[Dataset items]

·····

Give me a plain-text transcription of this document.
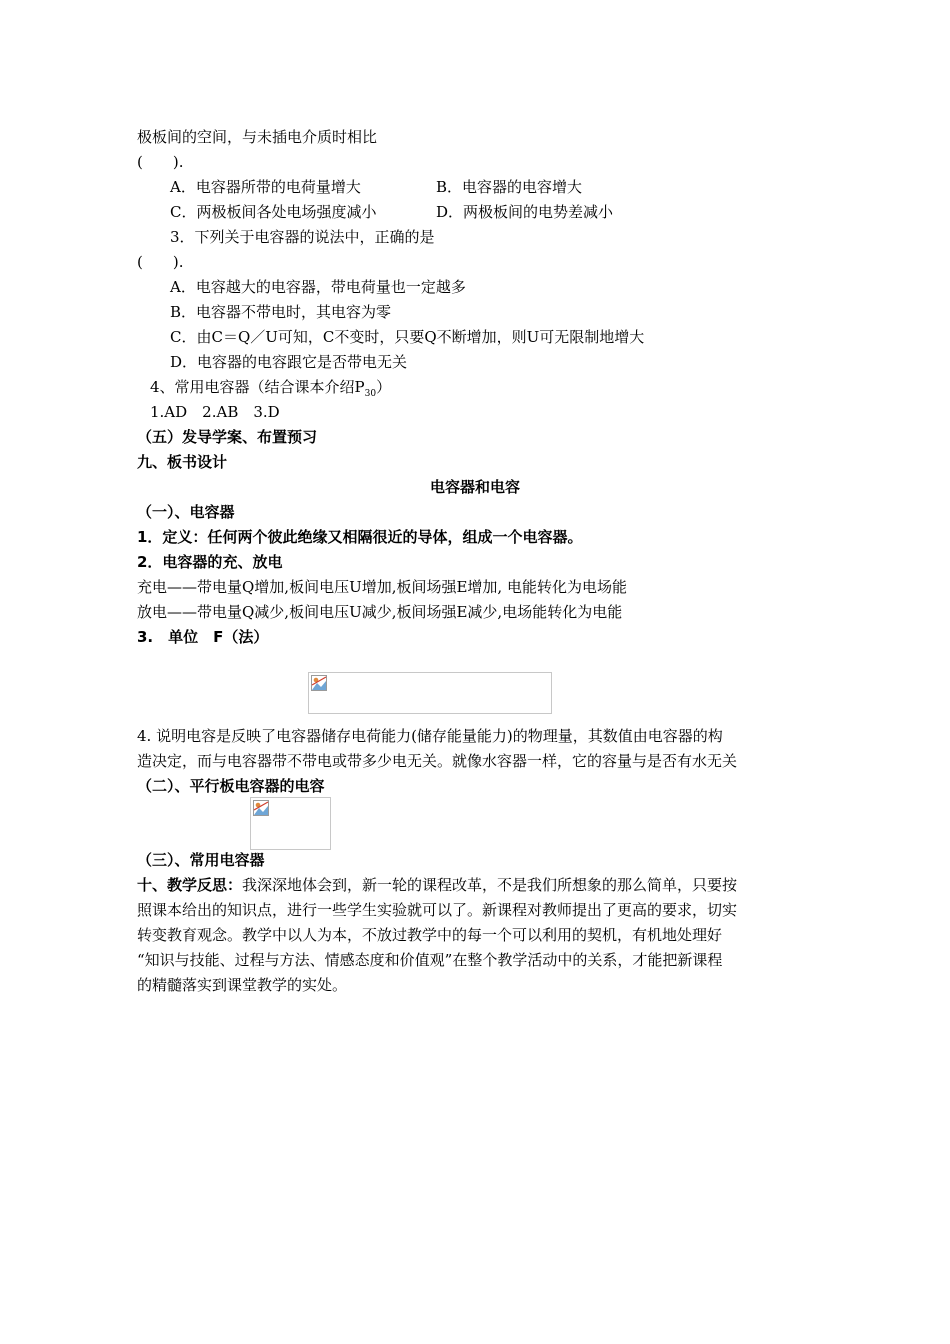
极板间的空间，与未插电介质时相比
(　　).
A．电容器所带的电荷量增大	B．电容器的电容增大
C．两极板间各处电场强度减小	D．两极板间的电势差减小
3．下列关于电容器的说法中，正确的是
(　　).
A．电容越大的电容器，带电荷量也一定越多
B．电容器不带电时，其电容为零
C．由C＝Q／U可知，C不变时，只要Q不断增加，则U可无限制地增大
D．电容器的电容跟它是否带电无关
4、常用电容器（结合课本介绍$P_{30}$）
1.AD　2.AB　3.D
（五）发导学案、布置预习
九、板书设计
电容器和电容
（一）、电容器
1．定义：任何两个彼此绝缘又相隔很近的导体，组成一个电容器。
2．电容器的充、放电
充电——带电量Q增加,板间电压U增加,板间场强E增加, 电能转化为电场能
放电——带电量Q减少,板间电压U减少,板间场强E减少,电场能转化为电能
3.　单位　F（法）
4. 说明电容是反映了电容器储存电荷能力(储存能量能力)的物理量，其数值由电容器的构
造决定，而与电容器带不带电或带多少电无关。就像水容器一样，它的容量与是否有水无关
（二）、平行板电容器的电容
（三）、常用电容器
十、教学反思：我深深地体会到，新一轮的课程改革，不是我们所想象的那么简单，只要按
照课本给出的知识点，进行一些学生实验就可以了。新课程对教师提出了更高的要求，切实
转变教育观念。教学中以人为本，不放过教学中的每一个可以利用的契机，有机地处理好
“知识与技能、过程与方法、情感态度和价值观”在整个教学活动中的关系，才能把新课程
的精髓落实到课堂教学的实处。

·····

■ Exercise task ■
Reproduce every record word for word. The copy must contain no pictures.

■ Solution ■
Give me a plain-text transcription of this document.
极板间的空间，与未插电介质时相比
(　　).
A．电容器所带的电荷量增大	B．电容器的电容增大
C．两极板间各处电场强度减小	D．两极板间的电势差减小
3．下列关于电容器的说法中，正确的是
(　　).
A．电容越大的电容器，带电荷量也一定越多
B．电容器不带电时，其电容为零
C．由C＝Q／U可知，C不变时，只要Q不断增加，则U可无限制地增大
D．电容器的电容跟它是否带电无关
4、常用电容器（结合课本介绍$P_{30}$）
1.AD　2.AB　3.D
（五）发导学案、布置预习
九、板书设计
电容器和电容
（一）、电容器
1．定义：任何两个彼此绝缘又相隔很近的导体，组成一个电容器。
2．电容器的充、放电
充电——带电量Q增加,板间电压U增加,板间场强E增加, 电能转化为电场能
放电——带电量Q减少,板间电压U减少,板间场强E减少,电场能转化为电能
3.　单位　F（法）
4. 说明电容是反映了电容器储存电荷能力(储存能量能力)的物理量，其数值由电容器的构
造决定，而与电容器带不带电或带多少电无关。就像水容器一样，它的容量与是否有水无关
（二）、平行板电容器的电容
（三）、常用电容器
十、教学反思：我深深地体会到，新一轮的课程改革，不是我们所想象的那么简单，只要按
照课本给出的知识点，进行一些学生实验就可以了。新课程对教师提出了更高的要求，切实
转变教育观念。教学中以人为本，不放过教学中的每一个可以利用的契机，有机地处理好
“知识与技能、过程与方法、情感态度和价值观”在整个教学活动中的关系，才能把新课程
的精髓落实到课堂教学的实处。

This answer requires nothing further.